● Instructions to follow:
Report all lines from the entries below in which "color" appears.

Collected data entries:
START

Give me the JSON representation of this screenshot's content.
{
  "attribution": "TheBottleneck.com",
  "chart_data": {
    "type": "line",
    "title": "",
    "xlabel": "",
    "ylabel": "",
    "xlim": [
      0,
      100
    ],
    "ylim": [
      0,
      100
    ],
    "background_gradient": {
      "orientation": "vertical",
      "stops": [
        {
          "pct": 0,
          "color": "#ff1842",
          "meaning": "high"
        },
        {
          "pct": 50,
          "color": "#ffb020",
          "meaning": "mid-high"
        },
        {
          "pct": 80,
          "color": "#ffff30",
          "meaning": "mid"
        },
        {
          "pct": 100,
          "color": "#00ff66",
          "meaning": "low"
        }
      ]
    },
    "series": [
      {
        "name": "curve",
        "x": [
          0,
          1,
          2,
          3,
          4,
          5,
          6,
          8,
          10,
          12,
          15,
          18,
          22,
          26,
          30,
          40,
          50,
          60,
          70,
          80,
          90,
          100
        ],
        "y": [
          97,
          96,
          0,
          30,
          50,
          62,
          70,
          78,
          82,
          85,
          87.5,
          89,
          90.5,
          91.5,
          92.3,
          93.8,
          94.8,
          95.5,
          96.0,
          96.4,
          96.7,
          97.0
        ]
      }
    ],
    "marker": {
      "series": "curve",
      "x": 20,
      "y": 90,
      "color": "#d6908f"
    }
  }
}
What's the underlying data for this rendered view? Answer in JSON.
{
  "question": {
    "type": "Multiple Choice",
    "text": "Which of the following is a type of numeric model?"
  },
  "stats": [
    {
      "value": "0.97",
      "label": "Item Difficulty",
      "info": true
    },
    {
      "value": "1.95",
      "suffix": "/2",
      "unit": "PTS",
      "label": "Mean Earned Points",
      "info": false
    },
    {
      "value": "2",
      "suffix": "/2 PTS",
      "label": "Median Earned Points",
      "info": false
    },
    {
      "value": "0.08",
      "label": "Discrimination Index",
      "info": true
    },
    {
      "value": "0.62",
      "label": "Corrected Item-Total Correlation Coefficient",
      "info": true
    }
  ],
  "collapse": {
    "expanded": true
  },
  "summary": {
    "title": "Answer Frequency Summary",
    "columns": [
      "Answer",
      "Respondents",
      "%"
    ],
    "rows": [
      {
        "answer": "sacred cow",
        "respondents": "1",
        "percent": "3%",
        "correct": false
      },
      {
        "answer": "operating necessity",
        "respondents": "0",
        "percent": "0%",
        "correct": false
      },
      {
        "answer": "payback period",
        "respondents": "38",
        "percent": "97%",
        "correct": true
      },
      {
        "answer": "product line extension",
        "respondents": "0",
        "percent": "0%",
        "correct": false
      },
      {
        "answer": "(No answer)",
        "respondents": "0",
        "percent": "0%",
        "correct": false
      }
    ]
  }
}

END

● Reply:
          "color": "#ff1842",
          "color": "#ffb020",
          "color": "#ffff30",
          "color": "#00ff66",
      "color": "#d6908f"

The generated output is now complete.